▶ [Data entries]
[Start]

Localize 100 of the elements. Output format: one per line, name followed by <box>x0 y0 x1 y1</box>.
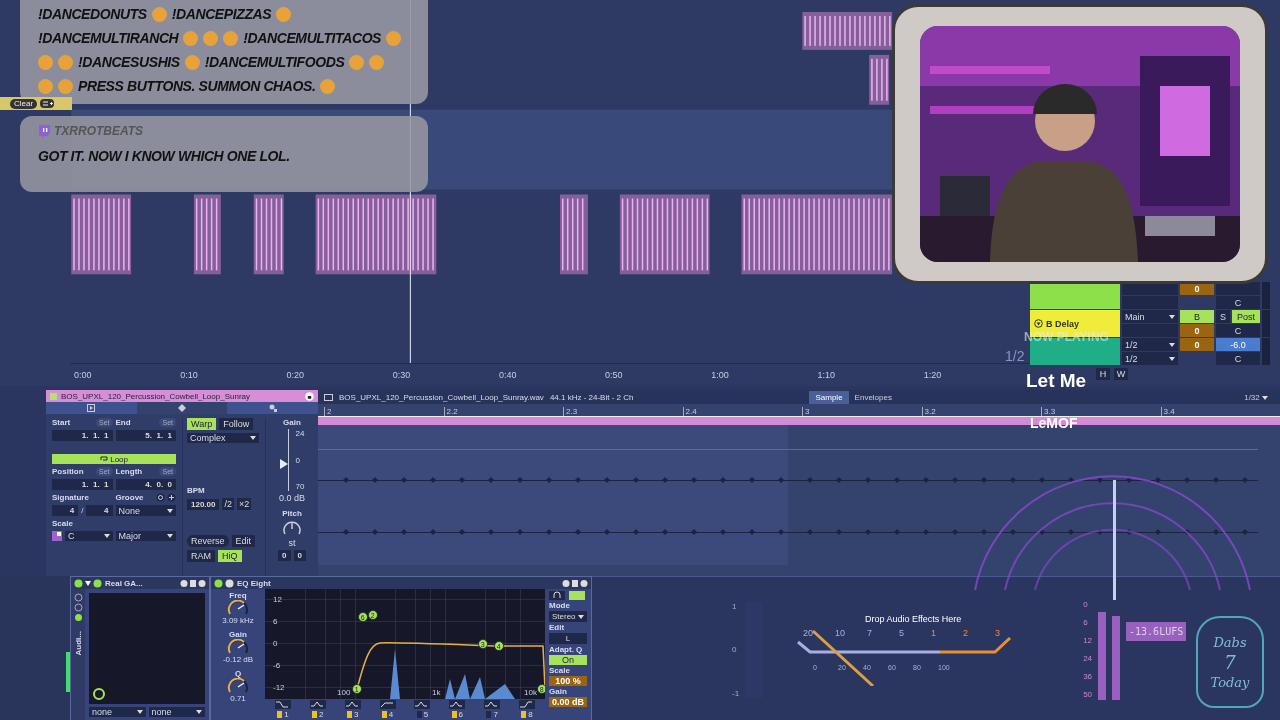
adaptive-q-button[interactable]: On <box>549 655 587 665</box>
clip-tab-icon[interactable] <box>87 404 96 412</box>
audio-clip[interactable] <box>619 194 710 275</box>
volume-field[interactable]: 0 <box>1180 338 1214 351</box>
mode-dropdown[interactable]: Stereo <box>549 611 587 622</box>
caret-icon <box>1169 356 1175 361</box>
loop-button[interactable]: Loop <box>52 454 176 464</box>
audio-clip[interactable] <box>193 194 221 275</box>
emoji-icon <box>58 78 73 94</box>
knob[interactable] <box>227 600 249 616</box>
field-label: Pitch <box>282 509 302 518</box>
output-dropdown[interactable]: 1/2 <box>1122 352 1178 365</box>
solo-button[interactable]: S <box>1216 310 1230 323</box>
field-label: Gain <box>549 687 568 696</box>
audio-clip[interactable] <box>410 194 437 275</box>
groove-dropdown[interactable]: None <box>115 505 176 516</box>
pan-field[interactable]: C <box>1216 352 1260 365</box>
audio-tab-icon[interactable] <box>178 404 186 412</box>
pan-field[interactable]: C <box>1216 324 1260 337</box>
audio-clip[interactable] <box>253 194 284 275</box>
scale-icon[interactable] <box>52 531 62 541</box>
audio-clip[interactable] <box>315 194 411 275</box>
mode-dropdown[interactable]: Major <box>115 531 176 541</box>
output-dropdown[interactable]: Main <box>1122 310 1178 323</box>
groove-icons[interactable] <box>156 493 176 502</box>
editor-tab[interactable]: Envelopes <box>848 390 898 404</box>
clear-button[interactable]: Clear <box>10 98 38 109</box>
gain-field[interactable]: 0.00 dB <box>549 697 587 707</box>
pan-field[interactable]: C <box>1216 296 1260 309</box>
gain-fader[interactable] <box>279 429 292 491</box>
scale-label: 24 <box>1083 654 1093 664</box>
band-toggle[interactable] <box>521 711 527 718</box>
h-button[interactable]: H <box>1096 368 1110 380</box>
band-toggle[interactable] <box>277 711 283 718</box>
grid-dropdown[interactable]: 1/32 <box>1238 390 1274 404</box>
band-toggle[interactable] <box>381 711 387 718</box>
band-toggle[interactable] <box>451 711 457 718</box>
value-field[interactable]: 1. 1. 1 <box>52 479 113 490</box>
audio-clip[interactable] <box>802 11 893 50</box>
value-field[interactable]: 1. 1. 1 <box>52 430 113 441</box>
w-button[interactable]: W <box>1114 368 1128 380</box>
send-button[interactable]: B <box>1180 310 1214 323</box>
root-dropdown[interactable]: C <box>65 531 113 541</box>
gain-field[interactable]: -6.0 <box>1216 338 1260 351</box>
reverse-button[interactable]: Reverse <box>187 535 229 547</box>
band-toggle[interactable] <box>486 711 492 718</box>
filter-icon <box>379 700 396 709</box>
warp-button[interactable]: Warp <box>187 418 217 430</box>
launch-tab-icon[interactable] <box>268 404 277 412</box>
value-field[interactable]: 4. 0. 0 <box>115 479 176 490</box>
power-icon[interactable] <box>214 578 234 588</box>
audio-clip[interactable] <box>741 194 893 275</box>
input-field[interactable] <box>1122 324 1178 337</box>
clip-title-bar[interactable]: BOS_UPXL_120_Percussion_Cowbell_Loop_Sunray <box>46 390 318 402</box>
scale-field[interactable]: 100 % <box>549 676 587 686</box>
editor-tab[interactable]: Sample <box>809 390 849 404</box>
knob[interactable] <box>227 639 249 655</box>
monitor-icons[interactable] <box>549 591 585 600</box>
band-toggle[interactable] <box>346 711 352 718</box>
edit-field[interactable]: L <box>549 633 587 644</box>
denominator-field[interactable]: 4 <box>86 505 113 516</box>
fold-icon[interactable] <box>1034 319 1043 328</box>
ram-button[interactable]: RAM <box>187 550 215 562</box>
edit-button[interactable]: Edit <box>231 535 256 547</box>
emoji-icon <box>58 54 73 70</box>
post-button[interactable]: Post <box>1232 310 1260 323</box>
double-button[interactable]: ×2 <box>237 498 252 510</box>
fine-field[interactable]: 0 <box>293 550 306 561</box>
coarse-field[interactable]: 0 <box>278 550 291 561</box>
volume-field[interactable]: 0 <box>1180 324 1214 337</box>
axis-label: -12 <box>273 683 285 692</box>
device-menu-icons[interactable] <box>180 578 206 588</box>
chain-dropdown[interactable]: none <box>148 707 205 717</box>
band-toggle[interactable] <box>312 711 318 718</box>
half-button[interactable]: /2 <box>222 498 234 510</box>
numerator-field[interactable]: 4 <box>52 505 79 516</box>
scale-label: 7 <box>867 627 873 638</box>
power-icon[interactable] <box>74 578 102 588</box>
audio-clip[interactable] <box>869 54 890 105</box>
output-dropdown[interactable]: 1/2 <box>1122 338 1178 351</box>
device-header[interactable]: Real GA... <box>71 577 209 589</box>
lock-icon[interactable] <box>305 391 314 401</box>
band-toggle[interactable] <box>416 711 422 718</box>
pitch-knob[interactable] <box>282 520 302 536</box>
audio-clip[interactable] <box>71 194 132 275</box>
value-field[interactable]: 5. 1. 1 <box>115 430 176 441</box>
follow-button[interactable]: Follow <box>219 418 254 430</box>
hiq-button[interactable]: HiQ <box>218 550 242 562</box>
chain-dropdown[interactable]: none <box>89 707 146 717</box>
input-field[interactable] <box>1122 296 1178 309</box>
audio-clip[interactable] <box>559 194 588 275</box>
bpm-field[interactable]: 120.00 <box>187 498 220 510</box>
device-menu-icons[interactable] <box>562 578 588 588</box>
knob[interactable] <box>227 678 249 694</box>
track-header[interactable] <box>1030 282 1120 309</box>
band-number: 1 <box>284 710 289 719</box>
axis-label: -6 <box>273 661 281 670</box>
device-header[interactable]: EQ Eight <box>211 577 591 589</box>
add-icon[interactable] <box>40 99 55 108</box>
warp-mode-dropdown[interactable]: Complex <box>187 433 259 443</box>
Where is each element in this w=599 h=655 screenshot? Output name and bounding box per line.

[End]

▶ [The request] Give back all of the material above line for line, character for character, but omit the pictures.

▶ [Response]
Localize 100 of the elements. Output format: one per line, name followed by <box>x0 y0 x1 y1</box>.
adaptive-q-button[interactable]: On <box>549 655 587 665</box>
clip-tab-icon[interactable] <box>87 404 96 412</box>
audio-clip[interactable] <box>619 194 710 275</box>
volume-field[interactable]: 0 <box>1180 338 1214 351</box>
mode-dropdown[interactable]: Stereo <box>549 611 587 622</box>
caret-icon <box>1169 356 1175 361</box>
loop-button[interactable]: Loop <box>52 454 176 464</box>
audio-clip[interactable] <box>193 194 221 275</box>
emoji-icon <box>58 78 73 94</box>
knob[interactable] <box>227 600 249 616</box>
field-label: Pitch <box>282 509 302 518</box>
output-dropdown[interactable]: 1/2 <box>1122 352 1178 365</box>
solo-button[interactable]: S <box>1216 310 1230 323</box>
field-label: Gain <box>549 687 568 696</box>
audio-clip[interactable] <box>410 194 437 275</box>
groove-dropdown[interactable]: None <box>115 505 176 516</box>
pan-field[interactable]: C <box>1216 352 1260 365</box>
audio-tab-icon[interactable] <box>178 404 186 412</box>
pan-field[interactable]: C <box>1216 324 1260 337</box>
audio-clip[interactable] <box>253 194 284 275</box>
scale-icon[interactable] <box>52 531 62 541</box>
audio-clip[interactable] <box>315 194 411 275</box>
mode-dropdown[interactable]: Major <box>115 531 176 541</box>
output-dropdown[interactable]: Main <box>1122 310 1178 323</box>
groove-icons[interactable] <box>156 493 176 502</box>
editor-tab[interactable]: Envelopes <box>848 390 898 404</box>
clear-button[interactable]: Clear <box>10 98 38 109</box>
gain-field[interactable]: 0.00 dB <box>549 697 587 707</box>
pan-field[interactable]: C <box>1216 296 1260 309</box>
gain-fader[interactable] <box>279 429 292 491</box>
scale-label: 24 <box>1083 654 1093 664</box>
band-toggle[interactable] <box>521 711 527 718</box>
h-button[interactable]: H <box>1096 368 1110 380</box>
band-toggle[interactable] <box>277 711 283 718</box>
grid-dropdown[interactable]: 1/32 <box>1238 390 1274 404</box>
band-toggle[interactable] <box>381 711 387 718</box>
band-toggle[interactable] <box>451 711 457 718</box>
value-field[interactable]: 1. 1. 1 <box>52 479 113 490</box>
audio-clip[interactable] <box>802 11 893 50</box>
value-field[interactable]: 1. 1. 1 <box>52 430 113 441</box>
w-button[interactable]: W <box>1114 368 1128 380</box>
send-button[interactable]: B <box>1180 310 1214 323</box>
root-dropdown[interactable]: C <box>65 531 113 541</box>
gain-field[interactable]: -6.0 <box>1216 338 1260 351</box>
reverse-button[interactable]: Reverse <box>187 535 229 547</box>
band-toggle[interactable] <box>486 711 492 718</box>
filter-icon <box>379 700 396 709</box>
warp-button[interactable]: Warp <box>187 418 217 430</box>
launch-tab-icon[interactable] <box>268 404 277 412</box>
value-field[interactable]: 4. 0. 0 <box>115 479 176 490</box>
power-icon[interactable] <box>214 578 234 588</box>
audio-clip[interactable] <box>741 194 893 275</box>
input-field[interactable] <box>1122 324 1178 337</box>
clip-title-bar[interactable]: BOS_UPXL_120_Percussion_Cowbell_Loop_Sunray <box>46 390 318 402</box>
scale-field[interactable]: 100 % <box>549 676 587 686</box>
editor-tab[interactable]: Sample <box>809 390 849 404</box>
knob[interactable] <box>227 639 249 655</box>
monitor-icons[interactable] <box>549 591 585 600</box>
band-toggle[interactable] <box>346 711 352 718</box>
edit-field[interactable]: L <box>549 633 587 644</box>
denominator-field[interactable]: 4 <box>86 505 113 516</box>
fold-icon[interactable] <box>1034 319 1043 328</box>
ram-button[interactable]: RAM <box>187 550 215 562</box>
edit-button[interactable]: Edit <box>231 535 256 547</box>
emoji-icon <box>58 54 73 70</box>
post-button[interactable]: Post <box>1232 310 1260 323</box>
double-button[interactable]: ×2 <box>237 498 252 510</box>
fine-field[interactable]: 0 <box>293 550 306 561</box>
coarse-field[interactable]: 0 <box>278 550 291 561</box>
volume-field[interactable]: 0 <box>1180 324 1214 337</box>
axis-label: -12 <box>273 683 285 692</box>
device-menu-icons[interactable] <box>180 578 206 588</box>
chain-dropdown[interactable]: none <box>148 707 205 717</box>
band-toggle[interactable] <box>312 711 318 718</box>
half-button[interactable]: /2 <box>222 498 234 510</box>
numerator-field[interactable]: 4 <box>52 505 79 516</box>
scale-label: 7 <box>867 627 873 638</box>
power-icon[interactable] <box>74 578 102 588</box>
audio-clip[interactable] <box>869 54 890 105</box>
output-dropdown[interactable]: 1/2 <box>1122 338 1178 351</box>
device-header[interactable]: Real GA... <box>71 577 209 589</box>
lock-icon[interactable] <box>305 391 314 401</box>
band-toggle[interactable] <box>416 711 422 718</box>
pitch-knob[interactable] <box>282 520 302 536</box>
audio-clip[interactable] <box>71 194 132 275</box>
value-field[interactable]: 5. 1. 1 <box>115 430 176 441</box>
follow-button[interactable]: Follow <box>219 418 254 430</box>
hiq-button[interactable]: HiQ <box>218 550 242 562</box>
chain-dropdown[interactable]: none <box>89 707 146 717</box>
input-field[interactable] <box>1122 296 1178 309</box>
audio-clip[interactable] <box>559 194 588 275</box>
bpm-field[interactable]: 120.00 <box>187 498 220 510</box>
device-menu-icons[interactable] <box>562 578 588 588</box>
knob[interactable] <box>227 678 249 694</box>
track-header[interactable] <box>1030 282 1120 309</box>
band-number: 1 <box>284 710 289 719</box>
axis-label: -6 <box>273 661 281 670</box>
device-header[interactable]: EQ Eight <box>211 577 591 589</box>
add-icon[interactable] <box>40 99 55 108</box>
warp-mode-dropdown[interactable]: Complex <box>187 433 259 443</box>
Where is each element in this w=599 h=655 screenshot? Output name and bounding box per line.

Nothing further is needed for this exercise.